__Exercise aim__.
Extract the listing below in full, unchanged.

__Entries provided__.
---
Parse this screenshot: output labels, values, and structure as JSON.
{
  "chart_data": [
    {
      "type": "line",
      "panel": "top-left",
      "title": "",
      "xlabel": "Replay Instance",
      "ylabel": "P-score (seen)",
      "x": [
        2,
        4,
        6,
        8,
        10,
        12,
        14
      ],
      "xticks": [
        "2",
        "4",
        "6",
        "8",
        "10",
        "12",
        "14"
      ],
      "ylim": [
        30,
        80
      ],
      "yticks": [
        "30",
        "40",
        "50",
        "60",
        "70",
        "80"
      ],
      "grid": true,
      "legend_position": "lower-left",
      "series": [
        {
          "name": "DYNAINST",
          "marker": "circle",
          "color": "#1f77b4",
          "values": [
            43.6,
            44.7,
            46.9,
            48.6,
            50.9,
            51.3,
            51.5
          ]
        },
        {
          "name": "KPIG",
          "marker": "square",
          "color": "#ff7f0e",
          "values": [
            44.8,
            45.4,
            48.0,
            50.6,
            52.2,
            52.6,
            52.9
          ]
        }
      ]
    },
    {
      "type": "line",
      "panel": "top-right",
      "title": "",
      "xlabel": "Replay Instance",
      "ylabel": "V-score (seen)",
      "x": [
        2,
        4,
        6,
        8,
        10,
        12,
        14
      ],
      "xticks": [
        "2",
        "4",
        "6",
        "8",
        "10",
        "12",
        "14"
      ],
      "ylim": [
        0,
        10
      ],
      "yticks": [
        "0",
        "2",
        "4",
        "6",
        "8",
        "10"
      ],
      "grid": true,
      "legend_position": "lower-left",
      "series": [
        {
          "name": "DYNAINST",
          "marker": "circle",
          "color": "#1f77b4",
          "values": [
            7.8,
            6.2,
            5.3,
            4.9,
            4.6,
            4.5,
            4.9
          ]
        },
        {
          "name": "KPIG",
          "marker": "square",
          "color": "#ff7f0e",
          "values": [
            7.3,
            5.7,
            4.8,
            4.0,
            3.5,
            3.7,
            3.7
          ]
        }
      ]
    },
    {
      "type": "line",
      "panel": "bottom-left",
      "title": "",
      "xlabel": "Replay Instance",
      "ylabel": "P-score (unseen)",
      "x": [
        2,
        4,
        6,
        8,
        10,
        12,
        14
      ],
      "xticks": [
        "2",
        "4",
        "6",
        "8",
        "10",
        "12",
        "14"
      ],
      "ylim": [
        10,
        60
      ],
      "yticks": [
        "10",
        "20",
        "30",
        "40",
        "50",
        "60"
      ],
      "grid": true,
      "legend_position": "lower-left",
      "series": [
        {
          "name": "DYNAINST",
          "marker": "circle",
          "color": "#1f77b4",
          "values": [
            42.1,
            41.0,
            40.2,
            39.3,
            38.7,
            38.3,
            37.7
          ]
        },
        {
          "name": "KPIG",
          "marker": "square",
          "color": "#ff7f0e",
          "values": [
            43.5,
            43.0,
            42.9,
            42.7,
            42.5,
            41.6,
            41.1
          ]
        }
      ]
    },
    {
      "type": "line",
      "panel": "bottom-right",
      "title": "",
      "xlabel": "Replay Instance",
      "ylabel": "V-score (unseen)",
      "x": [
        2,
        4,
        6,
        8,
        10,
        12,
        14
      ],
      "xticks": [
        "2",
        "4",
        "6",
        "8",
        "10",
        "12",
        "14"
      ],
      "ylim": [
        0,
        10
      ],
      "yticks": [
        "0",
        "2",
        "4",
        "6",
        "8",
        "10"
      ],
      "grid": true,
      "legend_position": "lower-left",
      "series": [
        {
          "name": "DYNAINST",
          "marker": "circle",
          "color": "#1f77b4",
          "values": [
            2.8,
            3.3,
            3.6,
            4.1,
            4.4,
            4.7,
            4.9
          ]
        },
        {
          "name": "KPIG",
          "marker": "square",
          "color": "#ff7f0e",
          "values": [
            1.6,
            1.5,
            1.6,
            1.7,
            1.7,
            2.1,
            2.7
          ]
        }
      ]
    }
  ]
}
---
__Exercise output__.
Parse this screenshot: output labels, values, and structure as JSON.
{
  "chart_data": [
    {
      "type": "line",
      "panel": "top-left",
      "title": "",
      "xlabel": "Replay Instance",
      "ylabel": "P-score (seen)",
      "x": [
        2,
        4,
        6,
        8,
        10,
        12,
        14
      ],
      "xticks": [
        "2",
        "4",
        "6",
        "8",
        "10",
        "12",
        "14"
      ],
      "ylim": [
        30,
        80
      ],
      "yticks": [
        "30",
        "40",
        "50",
        "60",
        "70",
        "80"
      ],
      "grid": true,
      "legend_position": "lower-left",
      "series": [
        {
          "name": "DYNAINST",
          "marker": "circle",
          "color": "#1f77b4",
          "values": [
            43.6,
            44.7,
            46.9,
            48.6,
            50.9,
            51.3,
            51.5
          ]
        },
        {
          "name": "KPIG",
          "marker": "square",
          "color": "#ff7f0e",
          "values": [
            44.8,
            45.4,
            48.0,
            50.6,
            52.2,
            52.6,
            52.9
          ]
        }
      ]
    },
    {
      "type": "line",
      "panel": "top-right",
      "title": "",
      "xlabel": "Replay Instance",
      "ylabel": "V-score (seen)",
      "x": [
        2,
        4,
        6,
        8,
        10,
        12,
        14
      ],
      "xticks": [
        "2",
        "4",
        "6",
        "8",
        "10",
        "12",
        "14"
      ],
      "ylim": [
        0,
        10
      ],
      "yticks": [
        "0",
        "2",
        "4",
        "6",
        "8",
        "10"
      ],
      "grid": true,
      "legend_position": "lower-left",
      "series": [
        {
          "name": "DYNAINST",
          "marker": "circle",
          "color": "#1f77b4",
          "values": [
            7.8,
            6.2,
            5.3,
            4.9,
            4.6,
            4.5,
            4.9
          ]
        },
        {
          "name": "KPIG",
          "marker": "square",
          "color": "#ff7f0e",
          "values": [
            7.3,
            5.7,
            4.8,
            4.0,
            3.5,
            3.7,
            3.7
          ]
        }
      ]
    },
    {
      "type": "line",
      "panel": "bottom-left",
      "title": "",
      "xlabel": "Replay Instance",
      "ylabel": "P-score (unseen)",
      "x": [
        2,
        4,
        6,
        8,
        10,
        12,
        14
      ],
      "xticks": [
        "2",
        "4",
        "6",
        "8",
        "10",
        "12",
        "14"
      ],
      "ylim": [
        10,
        60
      ],
      "yticks": [
        "10",
        "20",
        "30",
        "40",
        "50",
        "60"
      ],
      "grid": true,
      "legend_position": "lower-left",
      "series": [
        {
          "name": "DYNAINST",
          "marker": "circle",
          "color": "#1f77b4",
          "values": [
            42.1,
            41.0,
            40.2,
            39.3,
            38.7,
            38.3,
            37.7
          ]
        },
        {
          "name": "KPIG",
          "marker": "square",
          "color": "#ff7f0e",
          "values": [
            43.5,
            43.0,
            42.9,
            42.7,
            42.5,
            41.6,
            41.1
          ]
        }
      ]
    },
    {
      "type": "line",
      "panel": "bottom-right",
      "title": "",
      "xlabel": "Replay Instance",
      "ylabel": "V-score (unseen)",
      "x": [
        2,
        4,
        6,
        8,
        10,
        12,
        14
      ],
      "xticks": [
        "2",
        "4",
        "6",
        "8",
        "10",
        "12",
        "14"
      ],
      "ylim": [
        0,
        10
      ],
      "yticks": [
        "0",
        "2",
        "4",
        "6",
        "8",
        "10"
      ],
      "grid": true,
      "legend_position": "lower-left",
      "series": [
        {
          "name": "DYNAINST",
          "marker": "circle",
          "color": "#1f77b4",
          "values": [
            2.8,
            3.3,
            3.6,
            4.1,
            4.4,
            4.7,
            4.9
          ]
        },
        {
          "name": "KPIG",
          "marker": "square",
          "color": "#ff7f0e",
          "values": [
            1.6,
            1.5,
            1.6,
            1.7,
            1.7,
            2.1,
            2.7
          ]
        }
      ]
    }
  ]
}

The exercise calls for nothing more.